»»

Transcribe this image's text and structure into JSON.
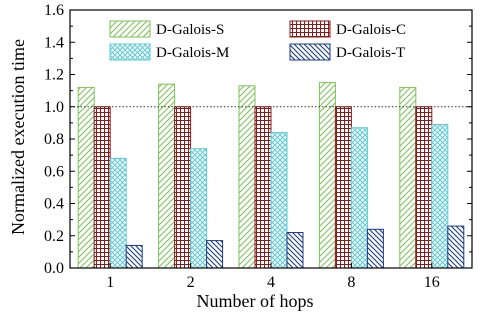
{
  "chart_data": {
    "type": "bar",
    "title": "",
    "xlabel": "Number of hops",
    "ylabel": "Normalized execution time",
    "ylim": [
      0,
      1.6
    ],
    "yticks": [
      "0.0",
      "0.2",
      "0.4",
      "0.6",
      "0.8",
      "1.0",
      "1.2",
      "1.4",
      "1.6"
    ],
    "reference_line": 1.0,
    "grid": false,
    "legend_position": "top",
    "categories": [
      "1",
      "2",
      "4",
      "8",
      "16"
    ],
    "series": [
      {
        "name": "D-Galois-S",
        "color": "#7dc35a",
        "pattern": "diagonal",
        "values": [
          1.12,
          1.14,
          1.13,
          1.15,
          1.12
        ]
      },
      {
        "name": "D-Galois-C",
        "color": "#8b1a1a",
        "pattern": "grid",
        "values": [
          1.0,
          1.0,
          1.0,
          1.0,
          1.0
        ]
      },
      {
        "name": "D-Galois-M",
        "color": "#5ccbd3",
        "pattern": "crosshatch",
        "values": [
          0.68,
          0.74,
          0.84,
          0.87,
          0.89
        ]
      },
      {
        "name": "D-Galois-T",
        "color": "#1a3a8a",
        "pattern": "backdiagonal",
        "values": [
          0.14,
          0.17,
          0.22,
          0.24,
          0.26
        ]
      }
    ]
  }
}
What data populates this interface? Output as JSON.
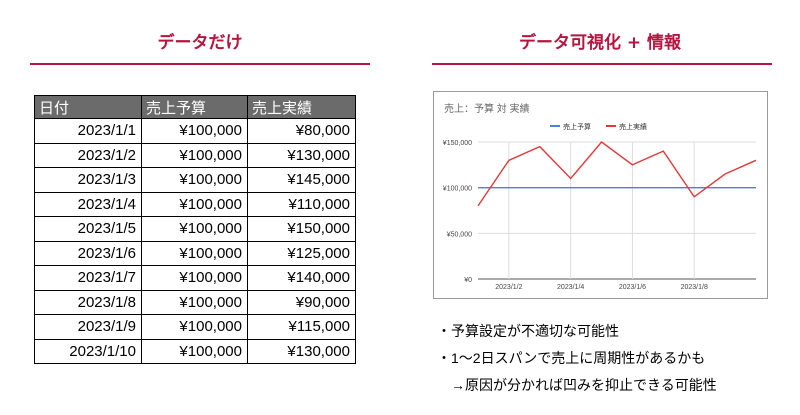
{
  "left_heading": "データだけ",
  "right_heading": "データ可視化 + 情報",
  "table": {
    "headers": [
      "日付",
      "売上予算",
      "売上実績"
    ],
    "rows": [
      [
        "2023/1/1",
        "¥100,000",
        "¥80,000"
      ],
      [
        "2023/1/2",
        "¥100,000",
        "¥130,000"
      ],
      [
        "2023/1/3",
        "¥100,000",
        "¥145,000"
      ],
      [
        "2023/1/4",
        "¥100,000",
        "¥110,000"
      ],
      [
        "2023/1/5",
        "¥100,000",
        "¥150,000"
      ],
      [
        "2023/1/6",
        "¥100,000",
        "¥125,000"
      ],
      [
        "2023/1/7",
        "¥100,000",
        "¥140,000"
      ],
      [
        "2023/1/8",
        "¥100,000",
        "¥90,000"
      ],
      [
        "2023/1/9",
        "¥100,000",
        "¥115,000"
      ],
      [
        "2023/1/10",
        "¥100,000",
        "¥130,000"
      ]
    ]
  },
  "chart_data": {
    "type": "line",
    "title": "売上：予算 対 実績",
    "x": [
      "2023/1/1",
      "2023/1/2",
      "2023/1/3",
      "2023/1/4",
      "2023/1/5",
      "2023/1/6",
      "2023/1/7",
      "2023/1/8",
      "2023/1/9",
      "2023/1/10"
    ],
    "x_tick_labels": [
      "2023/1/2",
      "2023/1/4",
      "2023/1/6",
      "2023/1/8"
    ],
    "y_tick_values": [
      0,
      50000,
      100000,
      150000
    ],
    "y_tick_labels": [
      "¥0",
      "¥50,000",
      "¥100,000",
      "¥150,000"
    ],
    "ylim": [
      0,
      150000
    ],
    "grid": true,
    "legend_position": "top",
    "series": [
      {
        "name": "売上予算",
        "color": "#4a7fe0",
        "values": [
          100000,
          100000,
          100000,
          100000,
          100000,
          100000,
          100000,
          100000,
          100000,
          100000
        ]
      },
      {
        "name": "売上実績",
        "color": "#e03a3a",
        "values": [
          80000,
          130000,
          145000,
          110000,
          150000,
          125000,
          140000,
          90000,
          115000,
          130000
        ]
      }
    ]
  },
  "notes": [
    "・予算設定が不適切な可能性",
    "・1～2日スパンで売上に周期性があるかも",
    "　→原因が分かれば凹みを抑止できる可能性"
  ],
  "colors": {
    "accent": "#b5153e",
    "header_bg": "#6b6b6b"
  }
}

««

TASK DESCRIPTION >> Find the word "this" and list each line it appears in.

PROBLEM SOLUTION >>
Transcribe this image's text and structure into JSON.
What data populates this interface? Output as JSON.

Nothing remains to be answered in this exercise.